REQUIREMENTS: Give a verbatim quotation of every record.

## Begin

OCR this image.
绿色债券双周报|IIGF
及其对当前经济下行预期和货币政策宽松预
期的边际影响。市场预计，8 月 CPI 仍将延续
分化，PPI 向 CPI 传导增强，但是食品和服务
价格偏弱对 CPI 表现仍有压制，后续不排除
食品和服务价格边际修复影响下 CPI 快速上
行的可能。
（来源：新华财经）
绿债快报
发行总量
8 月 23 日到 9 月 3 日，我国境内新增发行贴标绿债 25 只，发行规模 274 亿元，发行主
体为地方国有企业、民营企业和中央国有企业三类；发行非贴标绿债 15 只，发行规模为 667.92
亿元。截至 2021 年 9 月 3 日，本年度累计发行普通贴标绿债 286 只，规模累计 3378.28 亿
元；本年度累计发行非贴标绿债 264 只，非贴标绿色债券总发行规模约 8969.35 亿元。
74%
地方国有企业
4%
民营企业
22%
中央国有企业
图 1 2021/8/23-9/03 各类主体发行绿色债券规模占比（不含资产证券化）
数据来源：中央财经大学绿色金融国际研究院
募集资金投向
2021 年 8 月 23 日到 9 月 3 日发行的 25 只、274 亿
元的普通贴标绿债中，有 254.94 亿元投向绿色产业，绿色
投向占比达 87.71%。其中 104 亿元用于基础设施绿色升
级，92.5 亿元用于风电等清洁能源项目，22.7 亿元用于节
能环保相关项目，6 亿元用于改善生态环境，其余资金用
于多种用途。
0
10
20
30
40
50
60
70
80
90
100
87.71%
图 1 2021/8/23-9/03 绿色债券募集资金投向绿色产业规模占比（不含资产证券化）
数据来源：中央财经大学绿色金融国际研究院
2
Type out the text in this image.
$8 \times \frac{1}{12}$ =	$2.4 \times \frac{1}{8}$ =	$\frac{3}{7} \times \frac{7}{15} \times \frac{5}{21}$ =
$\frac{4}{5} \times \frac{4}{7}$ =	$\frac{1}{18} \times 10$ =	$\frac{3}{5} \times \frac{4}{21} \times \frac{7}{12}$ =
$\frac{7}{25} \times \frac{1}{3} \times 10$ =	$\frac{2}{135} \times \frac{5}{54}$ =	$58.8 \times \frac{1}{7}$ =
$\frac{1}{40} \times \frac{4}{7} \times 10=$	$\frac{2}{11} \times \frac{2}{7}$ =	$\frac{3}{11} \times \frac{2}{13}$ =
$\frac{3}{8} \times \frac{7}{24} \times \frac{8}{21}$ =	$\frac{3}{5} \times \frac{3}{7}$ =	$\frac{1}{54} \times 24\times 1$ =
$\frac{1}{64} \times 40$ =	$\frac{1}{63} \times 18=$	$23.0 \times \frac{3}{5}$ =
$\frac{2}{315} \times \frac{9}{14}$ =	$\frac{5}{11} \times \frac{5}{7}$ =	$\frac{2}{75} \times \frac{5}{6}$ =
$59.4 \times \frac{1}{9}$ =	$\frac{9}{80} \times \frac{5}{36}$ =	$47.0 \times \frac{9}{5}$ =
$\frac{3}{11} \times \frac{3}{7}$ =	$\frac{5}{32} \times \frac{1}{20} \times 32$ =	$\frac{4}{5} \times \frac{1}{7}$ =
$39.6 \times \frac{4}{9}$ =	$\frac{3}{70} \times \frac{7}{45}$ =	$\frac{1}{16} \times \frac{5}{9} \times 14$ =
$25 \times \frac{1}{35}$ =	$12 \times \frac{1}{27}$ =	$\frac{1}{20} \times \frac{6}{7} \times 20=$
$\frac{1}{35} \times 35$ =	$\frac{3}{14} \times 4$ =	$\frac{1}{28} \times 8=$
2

## End

TASK RESPONSE:
OCR this image.
绿色债券双周报|IIGF
及其对当前经济下行预期和货币政策宽松预
期的边际影响。市场预计，8 月 CPI 仍将延续
分化，PPI 向 CPI 传导增强，但是食品和服务
价格偏弱对 CPI 表现仍有压制，后续不排除
食品和服务价格边际修复影响下 CPI 快速上
行的可能。
（来源：新华财经）
绿债快报
发行总量
8 月 23 日到 9 月 3 日，我国境内新增发行贴标绿债 25 只，发行规模 274 亿元，发行主
体为地方国有企业、民营企业和中央国有企业三类；发行非贴标绿债 15 只，发行规模为 667.92
亿元。截至 2021 年 9 月 3 日，本年度累计发行普通贴标绿债 286 只，规模累计 3378.28 亿
元；本年度累计发行非贴标绿债 264 只，非贴标绿色债券总发行规模约 8969.35 亿元。
74%
地方国有企业
4%
民营企业
22%
中央国有企业
图 1 2021/8/23-9/03 各类主体发行绿色债券规模占比（不含资产证券化）
数据来源：中央财经大学绿色金融国际研究院
募集资金投向
2021 年 8 月 23 日到 9 月 3 日发行的 25 只、274 亿
元的普通贴标绿债中，有 254.94 亿元投向绿色产业，绿色
投向占比达 87.71%。其中 104 亿元用于基础设施绿色升
级，92.5 亿元用于风电等清洁能源项目，22.7 亿元用于节
能环保相关项目，6 亿元用于改善生态环境，其余资金用
于多种用途。
0
10
20
30
40
50
60
70
80
90
100
87.71%
图 1 2021/8/23-9/03 绿色债券募集资金投向绿色产业规模占比（不含资产证券化）
数据来源：中央财经大学绿色金融国际研究院
2
Type out the text in this image.
$8 \times \frac{1}{12}$ =	$2.4 \times \frac{1}{8}$ =	$\frac{3}{7} \times \frac{7}{15} \times \frac{5}{21}$ =
$\frac{4}{5} \times \frac{4}{7}$ =	$\frac{1}{18} \times 10$ =	$\frac{3}{5} \times \frac{4}{21} \times \frac{7}{12}$ =
$\frac{7}{25} \times \frac{1}{3} \times 10$ =	$\frac{2}{135} \times \frac{5}{54}$ =	$58.8 \times \frac{1}{7}$ =
$\frac{1}{40} \times \frac{4}{7} \times 10=$	$\frac{2}{11} \times \frac{2}{7}$ =	$\frac{3}{11} \times \frac{2}{13}$ =
$\frac{3}{8} \times \frac{7}{24} \times \frac{8}{21}$ =	$\frac{3}{5} \times \frac{3}{7}$ =	$\frac{1}{54} \times 24\times 1$ =
$\frac{1}{64} \times 40$ =	$\frac{1}{63} \times 18=$	$23.0 \times \frac{3}{5}$ =
$\frac{2}{315} \times \frac{9}{14}$ =	$\frac{5}{11} \times \frac{5}{7}$ =	$\frac{2}{75} \times \frac{5}{6}$ =
$59.4 \times \frac{1}{9}$ =	$\frac{9}{80} \times \frac{5}{36}$ =	$47.0 \times \frac{9}{5}$ =
$\frac{3}{11} \times \frac{3}{7}$ =	$\frac{5}{32} \times \frac{1}{20} \times 32$ =	$\frac{4}{5} \times \frac{1}{7}$ =
$39.6 \times \frac{4}{9}$ =	$\frac{3}{70} \times \frac{7}{45}$ =	$\frac{1}{16} \times \frac{5}{9} \times 14$ =
$25 \times \frac{1}{35}$ =	$12 \times \frac{1}{27}$ =	$\frac{1}{20} \times \frac{6}{7} \times 20=$
$\frac{1}{35} \times 35$ =	$\frac{3}{14} \times 4$ =	$\frac{1}{28} \times 8=$
2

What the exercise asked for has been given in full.